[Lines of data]
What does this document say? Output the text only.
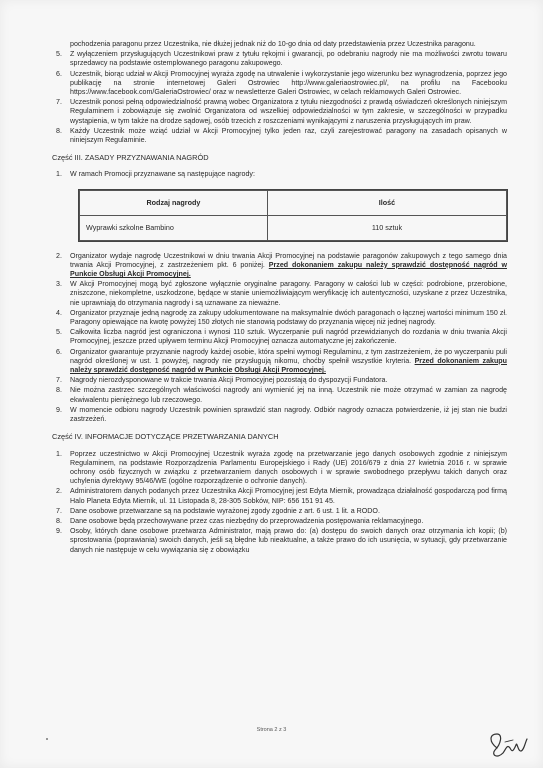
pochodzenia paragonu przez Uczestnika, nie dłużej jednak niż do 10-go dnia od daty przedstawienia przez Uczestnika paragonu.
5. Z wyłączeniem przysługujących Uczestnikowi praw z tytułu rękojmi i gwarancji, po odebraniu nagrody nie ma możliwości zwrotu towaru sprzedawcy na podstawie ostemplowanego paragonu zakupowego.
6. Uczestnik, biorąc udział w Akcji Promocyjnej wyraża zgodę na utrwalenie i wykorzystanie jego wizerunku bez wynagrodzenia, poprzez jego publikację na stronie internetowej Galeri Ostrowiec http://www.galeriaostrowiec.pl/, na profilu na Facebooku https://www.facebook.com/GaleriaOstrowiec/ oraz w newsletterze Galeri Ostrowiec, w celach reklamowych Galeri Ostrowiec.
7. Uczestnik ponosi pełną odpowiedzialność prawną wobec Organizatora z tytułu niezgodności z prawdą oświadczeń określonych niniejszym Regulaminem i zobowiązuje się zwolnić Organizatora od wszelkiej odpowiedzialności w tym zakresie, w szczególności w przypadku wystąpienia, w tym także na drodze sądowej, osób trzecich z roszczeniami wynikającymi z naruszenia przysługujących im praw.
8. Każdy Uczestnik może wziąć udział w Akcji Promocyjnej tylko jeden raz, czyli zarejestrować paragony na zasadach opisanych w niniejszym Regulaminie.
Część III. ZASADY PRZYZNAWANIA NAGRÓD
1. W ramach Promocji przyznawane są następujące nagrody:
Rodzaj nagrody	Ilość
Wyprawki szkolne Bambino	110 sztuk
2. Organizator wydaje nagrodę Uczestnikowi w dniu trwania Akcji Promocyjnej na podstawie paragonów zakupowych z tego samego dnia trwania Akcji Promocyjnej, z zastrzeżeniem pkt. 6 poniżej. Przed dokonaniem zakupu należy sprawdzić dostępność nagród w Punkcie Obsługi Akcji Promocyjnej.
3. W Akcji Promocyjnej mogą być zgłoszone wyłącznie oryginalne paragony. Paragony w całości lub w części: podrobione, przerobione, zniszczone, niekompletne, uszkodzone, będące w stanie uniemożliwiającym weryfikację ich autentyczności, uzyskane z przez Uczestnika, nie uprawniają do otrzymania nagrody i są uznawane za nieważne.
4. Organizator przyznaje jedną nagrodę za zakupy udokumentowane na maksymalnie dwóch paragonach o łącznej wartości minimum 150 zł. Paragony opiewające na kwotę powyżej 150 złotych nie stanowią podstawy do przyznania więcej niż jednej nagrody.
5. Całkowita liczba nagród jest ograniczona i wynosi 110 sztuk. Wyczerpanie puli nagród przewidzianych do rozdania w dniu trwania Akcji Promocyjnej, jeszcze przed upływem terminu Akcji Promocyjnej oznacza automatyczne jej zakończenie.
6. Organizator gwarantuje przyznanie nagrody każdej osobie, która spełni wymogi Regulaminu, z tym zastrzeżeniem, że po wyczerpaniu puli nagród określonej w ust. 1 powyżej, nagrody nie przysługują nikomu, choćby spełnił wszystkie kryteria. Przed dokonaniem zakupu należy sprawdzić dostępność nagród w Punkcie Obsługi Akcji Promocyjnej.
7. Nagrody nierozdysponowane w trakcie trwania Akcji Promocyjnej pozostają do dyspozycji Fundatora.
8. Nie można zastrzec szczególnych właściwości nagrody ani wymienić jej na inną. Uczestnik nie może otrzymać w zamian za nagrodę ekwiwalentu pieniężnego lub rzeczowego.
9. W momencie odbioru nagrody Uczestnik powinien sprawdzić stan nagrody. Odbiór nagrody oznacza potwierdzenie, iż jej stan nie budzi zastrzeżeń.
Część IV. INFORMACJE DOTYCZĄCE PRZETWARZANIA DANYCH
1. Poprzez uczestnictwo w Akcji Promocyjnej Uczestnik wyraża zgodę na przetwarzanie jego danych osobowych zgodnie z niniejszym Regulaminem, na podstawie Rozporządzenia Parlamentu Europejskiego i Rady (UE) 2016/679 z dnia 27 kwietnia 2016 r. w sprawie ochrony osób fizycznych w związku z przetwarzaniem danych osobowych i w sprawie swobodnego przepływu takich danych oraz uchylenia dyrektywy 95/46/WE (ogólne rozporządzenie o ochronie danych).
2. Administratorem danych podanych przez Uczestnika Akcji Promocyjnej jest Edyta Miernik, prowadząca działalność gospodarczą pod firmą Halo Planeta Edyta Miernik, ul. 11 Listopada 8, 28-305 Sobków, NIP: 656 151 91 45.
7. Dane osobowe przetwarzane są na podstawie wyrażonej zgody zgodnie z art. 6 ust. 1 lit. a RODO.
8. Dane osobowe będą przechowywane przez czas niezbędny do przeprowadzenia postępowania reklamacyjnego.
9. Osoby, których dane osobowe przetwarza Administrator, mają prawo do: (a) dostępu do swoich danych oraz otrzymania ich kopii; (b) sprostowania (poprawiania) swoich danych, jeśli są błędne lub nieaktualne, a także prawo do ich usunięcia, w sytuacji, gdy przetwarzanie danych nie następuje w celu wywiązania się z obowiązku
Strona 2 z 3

--

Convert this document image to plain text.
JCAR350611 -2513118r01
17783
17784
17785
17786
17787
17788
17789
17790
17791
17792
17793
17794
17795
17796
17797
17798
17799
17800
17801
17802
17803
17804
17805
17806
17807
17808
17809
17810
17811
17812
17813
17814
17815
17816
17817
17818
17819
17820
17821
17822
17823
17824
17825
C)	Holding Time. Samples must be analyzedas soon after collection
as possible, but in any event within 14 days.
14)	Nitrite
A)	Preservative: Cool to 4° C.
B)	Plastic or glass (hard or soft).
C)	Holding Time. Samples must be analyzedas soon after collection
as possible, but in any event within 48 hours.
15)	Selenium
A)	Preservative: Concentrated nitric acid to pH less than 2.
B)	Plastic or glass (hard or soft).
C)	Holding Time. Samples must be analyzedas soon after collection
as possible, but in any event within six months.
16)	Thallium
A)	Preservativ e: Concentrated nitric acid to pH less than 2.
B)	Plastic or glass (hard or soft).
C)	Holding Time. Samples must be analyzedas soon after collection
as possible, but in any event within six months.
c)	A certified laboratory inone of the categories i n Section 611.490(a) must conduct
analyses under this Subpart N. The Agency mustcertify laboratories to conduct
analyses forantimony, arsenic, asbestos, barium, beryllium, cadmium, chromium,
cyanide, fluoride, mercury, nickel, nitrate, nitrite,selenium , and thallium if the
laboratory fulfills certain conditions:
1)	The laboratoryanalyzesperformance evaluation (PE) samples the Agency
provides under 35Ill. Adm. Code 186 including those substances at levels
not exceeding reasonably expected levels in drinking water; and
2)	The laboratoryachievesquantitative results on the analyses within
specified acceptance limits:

DIRECTIONS FOR THIS TASK:
Report how many lines contain "event". Give nothing but the number.

REPLY:
4